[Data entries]
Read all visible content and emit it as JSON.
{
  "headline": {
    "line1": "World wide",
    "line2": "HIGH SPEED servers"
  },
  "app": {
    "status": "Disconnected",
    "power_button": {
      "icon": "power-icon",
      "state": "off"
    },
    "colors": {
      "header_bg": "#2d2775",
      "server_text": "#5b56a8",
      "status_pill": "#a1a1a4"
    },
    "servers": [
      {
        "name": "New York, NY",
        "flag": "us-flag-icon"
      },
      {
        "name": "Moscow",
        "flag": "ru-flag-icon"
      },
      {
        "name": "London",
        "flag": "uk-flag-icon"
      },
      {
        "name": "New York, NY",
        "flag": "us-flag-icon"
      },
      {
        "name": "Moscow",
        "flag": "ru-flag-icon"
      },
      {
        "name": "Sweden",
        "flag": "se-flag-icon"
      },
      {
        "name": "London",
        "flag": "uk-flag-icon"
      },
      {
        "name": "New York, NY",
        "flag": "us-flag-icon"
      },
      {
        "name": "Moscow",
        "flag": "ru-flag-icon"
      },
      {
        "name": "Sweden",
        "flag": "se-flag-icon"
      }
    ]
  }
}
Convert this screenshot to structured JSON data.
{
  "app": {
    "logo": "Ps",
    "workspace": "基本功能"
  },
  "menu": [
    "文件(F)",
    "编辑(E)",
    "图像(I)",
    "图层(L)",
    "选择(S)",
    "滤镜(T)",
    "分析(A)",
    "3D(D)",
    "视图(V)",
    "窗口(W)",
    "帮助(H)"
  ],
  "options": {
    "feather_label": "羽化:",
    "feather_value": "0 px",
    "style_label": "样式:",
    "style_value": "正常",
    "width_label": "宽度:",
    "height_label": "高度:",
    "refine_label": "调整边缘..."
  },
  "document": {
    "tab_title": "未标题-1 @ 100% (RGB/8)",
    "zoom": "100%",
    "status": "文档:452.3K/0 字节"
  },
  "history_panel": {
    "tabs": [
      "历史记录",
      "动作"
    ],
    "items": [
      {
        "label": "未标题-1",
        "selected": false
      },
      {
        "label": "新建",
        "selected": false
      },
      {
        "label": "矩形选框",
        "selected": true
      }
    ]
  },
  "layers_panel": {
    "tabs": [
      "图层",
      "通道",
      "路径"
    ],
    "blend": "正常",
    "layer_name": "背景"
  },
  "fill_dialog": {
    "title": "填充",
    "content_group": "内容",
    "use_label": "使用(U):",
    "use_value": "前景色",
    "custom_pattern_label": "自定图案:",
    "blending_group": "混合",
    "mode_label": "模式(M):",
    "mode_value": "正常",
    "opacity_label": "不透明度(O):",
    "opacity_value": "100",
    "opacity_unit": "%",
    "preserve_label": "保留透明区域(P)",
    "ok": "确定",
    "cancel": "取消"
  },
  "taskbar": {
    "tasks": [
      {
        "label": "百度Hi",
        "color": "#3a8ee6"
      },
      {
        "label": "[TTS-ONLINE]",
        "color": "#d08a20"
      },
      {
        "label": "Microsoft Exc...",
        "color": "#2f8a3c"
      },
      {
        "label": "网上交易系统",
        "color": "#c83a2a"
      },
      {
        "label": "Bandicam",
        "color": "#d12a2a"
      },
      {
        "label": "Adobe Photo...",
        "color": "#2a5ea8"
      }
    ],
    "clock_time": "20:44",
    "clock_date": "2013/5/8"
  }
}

> _Instructions to follow_
Return each line of the data exactly as written above.

> _Correct output_
Read all visible content and emit it as JSON.
{
  "headline": {
    "line1": "World wide",
    "line2": "HIGH SPEED servers"
  },
  "app": {
    "status": "Disconnected",
    "power_button": {
      "icon": "power-icon",
      "state": "off"
    },
    "colors": {
      "header_bg": "#2d2775",
      "server_text": "#5b56a8",
      "status_pill": "#a1a1a4"
    },
    "servers": [
      {
        "name": "New York, NY",
        "flag": "us-flag-icon"
      },
      {
        "name": "Moscow",
        "flag": "ru-flag-icon"
      },
      {
        "name": "London",
        "flag": "uk-flag-icon"
      },
      {
        "name": "New York, NY",
        "flag": "us-flag-icon"
      },
      {
        "name": "Moscow",
        "flag": "ru-flag-icon"
      },
      {
        "name": "Sweden",
        "flag": "se-flag-icon"
      },
      {
        "name": "London",
        "flag": "uk-flag-icon"
      },
      {
        "name": "New York, NY",
        "flag": "us-flag-icon"
      },
      {
        "name": "Moscow",
        "flag": "ru-flag-icon"
      },
      {
        "name": "Sweden",
        "flag": "se-flag-icon"
      }
    ]
  }
}
Convert this screenshot to structured JSON data.
{
  "app": {
    "logo": "Ps",
    "workspace": "基本功能"
  },
  "menu": [
    "文件(F)",
    "编辑(E)",
    "图像(I)",
    "图层(L)",
    "选择(S)",
    "滤镜(T)",
    "分析(A)",
    "3D(D)",
    "视图(V)",
    "窗口(W)",
    "帮助(H)"
  ],
  "options": {
    "feather_label": "羽化:",
    "feather_value": "0 px",
    "style_label": "样式:",
    "style_value": "正常",
    "width_label": "宽度:",
    "height_label": "高度:",
    "refine_label": "调整边缘..."
  },
  "document": {
    "tab_title": "未标题-1 @ 100% (RGB/8)",
    "zoom": "100%",
    "status": "文档:452.3K/0 字节"
  },
  "history_panel": {
    "tabs": [
      "历史记录",
      "动作"
    ],
    "items": [
      {
        "label": "未标题-1",
        "selected": false
      },
      {
        "label": "新建",
        "selected": false
      },
      {
        "label": "矩形选框",
        "selected": true
      }
    ]
  },
  "layers_panel": {
    "tabs": [
      "图层",
      "通道",
      "路径"
    ],
    "blend": "正常",
    "layer_name": "背景"
  },
  "fill_dialog": {
    "title": "填充",
    "content_group": "内容",
    "use_label": "使用(U):",
    "use_value": "前景色",
    "custom_pattern_label": "自定图案:",
    "blending_group": "混合",
    "mode_label": "模式(M):",
    "mode_value": "正常",
    "opacity_label": "不透明度(O):",
    "opacity_value": "100",
    "opacity_unit": "%",
    "preserve_label": "保留透明区域(P)",
    "ok": "确定",
    "cancel": "取消"
  },
  "taskbar": {
    "tasks": [
      {
        "label": "百度Hi",
        "color": "#3a8ee6"
      },
      {
        "label": "[TTS-ONLINE]",
        "color": "#d08a20"
      },
      {
        "label": "Microsoft Exc...",
        "color": "#2f8a3c"
      },
      {
        "label": "网上交易系统",
        "color": "#c83a2a"
      },
      {
        "label": "Bandicam",
        "color": "#d12a2a"
      },
      {
        "label": "Adobe Photo...",
        "color": "#2a5ea8"
      }
    ],
    "clock_time": "20:44",
    "clock_date": "2013/5/8"
  }
}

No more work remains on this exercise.